SUPPLIED MATERIAL:
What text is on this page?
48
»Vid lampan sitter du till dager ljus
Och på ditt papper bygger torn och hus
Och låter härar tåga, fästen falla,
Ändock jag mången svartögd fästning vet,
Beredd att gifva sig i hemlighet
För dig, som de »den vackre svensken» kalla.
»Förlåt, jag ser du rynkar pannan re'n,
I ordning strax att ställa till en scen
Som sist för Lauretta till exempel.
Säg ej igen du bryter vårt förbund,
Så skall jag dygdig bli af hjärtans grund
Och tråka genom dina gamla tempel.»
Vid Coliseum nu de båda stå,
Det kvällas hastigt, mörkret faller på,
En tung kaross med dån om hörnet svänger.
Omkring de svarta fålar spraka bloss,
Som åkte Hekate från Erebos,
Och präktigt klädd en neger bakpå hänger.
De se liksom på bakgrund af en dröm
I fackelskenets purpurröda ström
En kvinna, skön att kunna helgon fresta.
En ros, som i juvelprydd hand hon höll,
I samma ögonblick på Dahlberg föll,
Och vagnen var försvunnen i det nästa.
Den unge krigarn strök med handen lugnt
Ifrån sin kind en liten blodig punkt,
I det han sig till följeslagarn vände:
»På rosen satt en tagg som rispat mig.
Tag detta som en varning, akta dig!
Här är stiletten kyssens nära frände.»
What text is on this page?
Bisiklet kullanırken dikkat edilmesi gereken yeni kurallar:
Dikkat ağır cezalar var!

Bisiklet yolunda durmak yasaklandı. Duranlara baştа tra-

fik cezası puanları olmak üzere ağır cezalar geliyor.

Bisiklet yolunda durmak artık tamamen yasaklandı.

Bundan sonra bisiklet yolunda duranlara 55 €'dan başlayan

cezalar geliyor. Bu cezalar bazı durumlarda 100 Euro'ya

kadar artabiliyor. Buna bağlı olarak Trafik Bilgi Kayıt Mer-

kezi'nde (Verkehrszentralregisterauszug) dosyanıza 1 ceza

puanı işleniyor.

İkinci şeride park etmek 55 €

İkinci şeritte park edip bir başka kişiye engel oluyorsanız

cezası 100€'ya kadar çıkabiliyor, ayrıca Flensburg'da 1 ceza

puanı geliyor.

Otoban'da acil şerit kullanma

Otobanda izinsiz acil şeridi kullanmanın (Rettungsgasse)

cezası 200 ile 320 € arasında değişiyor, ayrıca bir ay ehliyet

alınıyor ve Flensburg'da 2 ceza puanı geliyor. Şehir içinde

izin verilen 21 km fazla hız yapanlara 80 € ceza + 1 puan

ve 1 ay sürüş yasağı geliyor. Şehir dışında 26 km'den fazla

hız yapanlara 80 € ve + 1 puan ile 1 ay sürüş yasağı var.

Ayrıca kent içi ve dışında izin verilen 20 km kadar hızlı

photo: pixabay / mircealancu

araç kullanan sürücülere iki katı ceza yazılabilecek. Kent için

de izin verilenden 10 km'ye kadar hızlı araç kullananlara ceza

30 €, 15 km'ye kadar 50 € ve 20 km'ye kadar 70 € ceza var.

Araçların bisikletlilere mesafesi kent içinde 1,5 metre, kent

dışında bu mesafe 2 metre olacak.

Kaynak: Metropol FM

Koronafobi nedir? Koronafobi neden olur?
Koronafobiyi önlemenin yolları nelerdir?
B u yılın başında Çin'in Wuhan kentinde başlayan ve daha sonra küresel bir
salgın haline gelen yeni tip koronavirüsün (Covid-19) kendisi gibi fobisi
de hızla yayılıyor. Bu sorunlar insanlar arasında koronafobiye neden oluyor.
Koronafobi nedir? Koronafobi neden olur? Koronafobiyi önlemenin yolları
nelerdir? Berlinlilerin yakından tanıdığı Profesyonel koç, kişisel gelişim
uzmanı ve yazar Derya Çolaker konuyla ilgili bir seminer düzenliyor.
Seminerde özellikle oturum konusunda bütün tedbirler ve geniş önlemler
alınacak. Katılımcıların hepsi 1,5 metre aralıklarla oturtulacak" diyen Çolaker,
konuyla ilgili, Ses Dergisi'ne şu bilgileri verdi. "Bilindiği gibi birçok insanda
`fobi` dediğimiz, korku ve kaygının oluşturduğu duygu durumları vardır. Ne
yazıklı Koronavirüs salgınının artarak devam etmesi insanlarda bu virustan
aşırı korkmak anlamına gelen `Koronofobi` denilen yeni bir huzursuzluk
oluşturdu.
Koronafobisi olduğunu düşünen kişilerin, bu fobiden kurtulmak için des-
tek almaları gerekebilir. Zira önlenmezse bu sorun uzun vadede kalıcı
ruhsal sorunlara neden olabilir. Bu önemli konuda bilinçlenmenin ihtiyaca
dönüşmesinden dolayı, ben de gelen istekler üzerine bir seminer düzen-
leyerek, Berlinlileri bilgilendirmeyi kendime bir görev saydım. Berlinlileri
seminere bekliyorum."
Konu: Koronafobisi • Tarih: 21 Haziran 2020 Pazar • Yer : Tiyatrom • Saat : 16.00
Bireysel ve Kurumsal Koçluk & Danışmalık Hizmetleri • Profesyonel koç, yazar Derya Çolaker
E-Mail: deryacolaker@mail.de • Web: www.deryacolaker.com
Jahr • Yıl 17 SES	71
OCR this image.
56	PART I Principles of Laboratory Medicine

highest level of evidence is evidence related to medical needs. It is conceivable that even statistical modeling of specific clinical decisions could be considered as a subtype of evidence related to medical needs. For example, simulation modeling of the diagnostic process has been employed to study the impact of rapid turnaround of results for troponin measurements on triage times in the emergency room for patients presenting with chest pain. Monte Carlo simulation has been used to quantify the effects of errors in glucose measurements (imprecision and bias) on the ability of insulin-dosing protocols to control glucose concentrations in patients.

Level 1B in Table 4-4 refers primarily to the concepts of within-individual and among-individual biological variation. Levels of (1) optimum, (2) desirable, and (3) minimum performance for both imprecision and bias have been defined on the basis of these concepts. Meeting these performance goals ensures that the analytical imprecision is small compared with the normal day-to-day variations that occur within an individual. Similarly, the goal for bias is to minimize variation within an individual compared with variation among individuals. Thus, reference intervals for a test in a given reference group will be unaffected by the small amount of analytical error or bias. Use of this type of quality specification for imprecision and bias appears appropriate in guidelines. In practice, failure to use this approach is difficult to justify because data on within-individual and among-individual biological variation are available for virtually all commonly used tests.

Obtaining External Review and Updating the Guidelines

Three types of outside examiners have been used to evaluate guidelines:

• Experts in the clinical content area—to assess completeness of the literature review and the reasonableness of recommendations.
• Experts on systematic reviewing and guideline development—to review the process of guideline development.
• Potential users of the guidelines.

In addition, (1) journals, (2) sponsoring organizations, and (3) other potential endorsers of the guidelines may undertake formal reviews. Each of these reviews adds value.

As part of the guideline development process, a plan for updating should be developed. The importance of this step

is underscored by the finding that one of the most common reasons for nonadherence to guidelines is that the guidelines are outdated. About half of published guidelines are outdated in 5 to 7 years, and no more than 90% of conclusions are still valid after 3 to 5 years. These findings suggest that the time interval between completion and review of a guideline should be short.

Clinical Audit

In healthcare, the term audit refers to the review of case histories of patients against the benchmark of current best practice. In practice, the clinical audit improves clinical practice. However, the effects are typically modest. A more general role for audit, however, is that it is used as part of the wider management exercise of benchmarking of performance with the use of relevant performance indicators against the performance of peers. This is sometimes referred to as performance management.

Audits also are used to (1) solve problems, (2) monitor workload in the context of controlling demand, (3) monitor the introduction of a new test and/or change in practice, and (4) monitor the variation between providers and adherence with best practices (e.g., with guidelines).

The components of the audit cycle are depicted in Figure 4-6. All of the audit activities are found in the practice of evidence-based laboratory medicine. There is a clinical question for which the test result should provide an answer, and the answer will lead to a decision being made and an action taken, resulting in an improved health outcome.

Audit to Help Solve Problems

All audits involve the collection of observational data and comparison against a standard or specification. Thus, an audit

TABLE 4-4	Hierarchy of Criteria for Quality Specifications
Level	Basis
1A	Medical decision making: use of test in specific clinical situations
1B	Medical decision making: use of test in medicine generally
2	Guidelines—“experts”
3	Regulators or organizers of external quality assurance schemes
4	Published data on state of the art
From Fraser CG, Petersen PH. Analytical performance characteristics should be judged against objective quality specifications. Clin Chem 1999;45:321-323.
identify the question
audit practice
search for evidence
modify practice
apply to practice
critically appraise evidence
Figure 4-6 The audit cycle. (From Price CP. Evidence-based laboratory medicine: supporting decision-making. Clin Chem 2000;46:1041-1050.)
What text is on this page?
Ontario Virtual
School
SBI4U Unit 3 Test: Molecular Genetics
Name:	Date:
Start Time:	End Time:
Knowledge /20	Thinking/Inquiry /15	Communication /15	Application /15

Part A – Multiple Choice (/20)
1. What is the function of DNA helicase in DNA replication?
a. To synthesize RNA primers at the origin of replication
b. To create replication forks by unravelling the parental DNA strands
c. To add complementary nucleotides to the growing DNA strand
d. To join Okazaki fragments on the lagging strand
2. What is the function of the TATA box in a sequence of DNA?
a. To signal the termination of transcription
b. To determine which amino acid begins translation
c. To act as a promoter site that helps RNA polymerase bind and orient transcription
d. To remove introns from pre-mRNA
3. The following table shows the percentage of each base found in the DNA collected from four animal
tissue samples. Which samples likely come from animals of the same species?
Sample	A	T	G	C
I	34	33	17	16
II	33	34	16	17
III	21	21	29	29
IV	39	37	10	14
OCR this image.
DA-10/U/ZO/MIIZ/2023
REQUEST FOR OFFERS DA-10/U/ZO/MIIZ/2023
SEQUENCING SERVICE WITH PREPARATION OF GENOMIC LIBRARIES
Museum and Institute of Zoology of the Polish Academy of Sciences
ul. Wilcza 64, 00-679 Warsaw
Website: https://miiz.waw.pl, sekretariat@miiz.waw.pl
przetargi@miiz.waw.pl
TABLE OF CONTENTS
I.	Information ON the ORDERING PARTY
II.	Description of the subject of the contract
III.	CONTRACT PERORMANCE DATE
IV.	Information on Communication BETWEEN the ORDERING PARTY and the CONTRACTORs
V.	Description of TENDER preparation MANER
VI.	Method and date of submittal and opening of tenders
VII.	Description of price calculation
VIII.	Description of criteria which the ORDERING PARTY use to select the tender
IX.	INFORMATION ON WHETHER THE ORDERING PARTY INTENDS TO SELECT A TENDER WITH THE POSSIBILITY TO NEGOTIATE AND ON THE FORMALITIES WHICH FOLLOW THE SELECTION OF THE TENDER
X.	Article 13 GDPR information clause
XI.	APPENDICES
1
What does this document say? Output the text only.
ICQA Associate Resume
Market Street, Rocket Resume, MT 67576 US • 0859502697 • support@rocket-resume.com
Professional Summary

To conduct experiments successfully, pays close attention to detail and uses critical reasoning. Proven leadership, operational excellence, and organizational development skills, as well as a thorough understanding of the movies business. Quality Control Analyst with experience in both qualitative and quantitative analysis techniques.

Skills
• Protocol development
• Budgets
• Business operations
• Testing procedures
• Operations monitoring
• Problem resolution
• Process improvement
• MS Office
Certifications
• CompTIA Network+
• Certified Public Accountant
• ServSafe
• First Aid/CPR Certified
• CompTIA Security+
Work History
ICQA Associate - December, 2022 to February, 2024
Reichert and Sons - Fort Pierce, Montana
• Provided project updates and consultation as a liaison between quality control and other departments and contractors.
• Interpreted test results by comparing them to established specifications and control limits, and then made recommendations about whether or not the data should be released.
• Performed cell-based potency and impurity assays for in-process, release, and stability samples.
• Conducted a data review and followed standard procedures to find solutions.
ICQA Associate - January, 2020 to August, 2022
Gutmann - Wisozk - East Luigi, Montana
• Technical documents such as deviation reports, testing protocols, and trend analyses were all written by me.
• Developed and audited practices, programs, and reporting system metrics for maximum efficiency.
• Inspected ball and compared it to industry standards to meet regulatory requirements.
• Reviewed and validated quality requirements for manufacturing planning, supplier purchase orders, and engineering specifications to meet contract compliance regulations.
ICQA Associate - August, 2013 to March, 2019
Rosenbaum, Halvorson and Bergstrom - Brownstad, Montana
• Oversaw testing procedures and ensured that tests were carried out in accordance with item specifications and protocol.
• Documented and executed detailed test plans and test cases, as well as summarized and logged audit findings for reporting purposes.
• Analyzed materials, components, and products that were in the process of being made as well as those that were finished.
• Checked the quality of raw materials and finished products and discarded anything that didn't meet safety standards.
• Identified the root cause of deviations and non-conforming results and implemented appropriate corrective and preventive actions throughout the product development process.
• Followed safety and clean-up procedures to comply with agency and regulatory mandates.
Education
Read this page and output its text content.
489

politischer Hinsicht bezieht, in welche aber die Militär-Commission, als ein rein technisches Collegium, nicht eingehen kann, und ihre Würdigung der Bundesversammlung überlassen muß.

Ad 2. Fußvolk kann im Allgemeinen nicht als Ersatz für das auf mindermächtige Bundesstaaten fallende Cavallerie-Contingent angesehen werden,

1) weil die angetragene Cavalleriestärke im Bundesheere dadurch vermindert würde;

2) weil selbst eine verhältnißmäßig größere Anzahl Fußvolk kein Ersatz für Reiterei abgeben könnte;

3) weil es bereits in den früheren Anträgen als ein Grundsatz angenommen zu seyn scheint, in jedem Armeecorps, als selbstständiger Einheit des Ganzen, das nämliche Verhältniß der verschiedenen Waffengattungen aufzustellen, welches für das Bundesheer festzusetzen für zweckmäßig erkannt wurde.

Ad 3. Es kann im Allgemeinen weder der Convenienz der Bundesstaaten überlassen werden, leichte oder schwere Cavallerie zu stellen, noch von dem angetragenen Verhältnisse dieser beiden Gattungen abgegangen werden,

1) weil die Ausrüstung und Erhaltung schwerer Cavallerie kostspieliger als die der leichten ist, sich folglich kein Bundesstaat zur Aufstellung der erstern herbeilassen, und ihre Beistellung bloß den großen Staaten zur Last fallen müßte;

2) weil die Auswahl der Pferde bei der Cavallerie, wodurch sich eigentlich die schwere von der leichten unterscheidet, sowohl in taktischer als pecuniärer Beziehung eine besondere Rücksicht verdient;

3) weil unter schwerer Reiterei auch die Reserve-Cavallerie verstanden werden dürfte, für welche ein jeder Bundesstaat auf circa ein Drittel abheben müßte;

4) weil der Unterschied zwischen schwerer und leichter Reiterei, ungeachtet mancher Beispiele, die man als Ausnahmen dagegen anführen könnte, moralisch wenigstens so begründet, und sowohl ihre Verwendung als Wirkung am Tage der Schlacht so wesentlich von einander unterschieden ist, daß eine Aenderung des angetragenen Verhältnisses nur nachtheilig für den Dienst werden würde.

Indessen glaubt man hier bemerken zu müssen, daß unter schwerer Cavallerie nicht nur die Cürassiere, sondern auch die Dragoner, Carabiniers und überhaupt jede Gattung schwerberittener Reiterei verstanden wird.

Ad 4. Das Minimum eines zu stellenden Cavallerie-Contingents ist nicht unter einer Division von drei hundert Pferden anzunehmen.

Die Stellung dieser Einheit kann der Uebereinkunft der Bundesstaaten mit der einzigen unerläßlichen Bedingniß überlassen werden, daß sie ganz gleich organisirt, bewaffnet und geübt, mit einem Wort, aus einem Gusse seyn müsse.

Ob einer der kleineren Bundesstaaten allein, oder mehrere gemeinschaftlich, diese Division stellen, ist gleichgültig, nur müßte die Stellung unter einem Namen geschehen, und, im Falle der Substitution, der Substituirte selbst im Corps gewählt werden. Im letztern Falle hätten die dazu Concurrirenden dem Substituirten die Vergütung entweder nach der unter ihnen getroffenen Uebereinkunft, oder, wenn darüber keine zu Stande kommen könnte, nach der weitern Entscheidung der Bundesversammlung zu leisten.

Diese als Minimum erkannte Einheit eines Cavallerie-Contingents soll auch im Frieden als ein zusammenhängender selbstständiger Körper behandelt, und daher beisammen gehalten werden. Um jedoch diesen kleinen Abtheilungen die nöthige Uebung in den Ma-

ASSIGNMENT: For the records above, tally the lines in which "fazla" appears, and give the number by itself.

OUTPUT BELOW: 2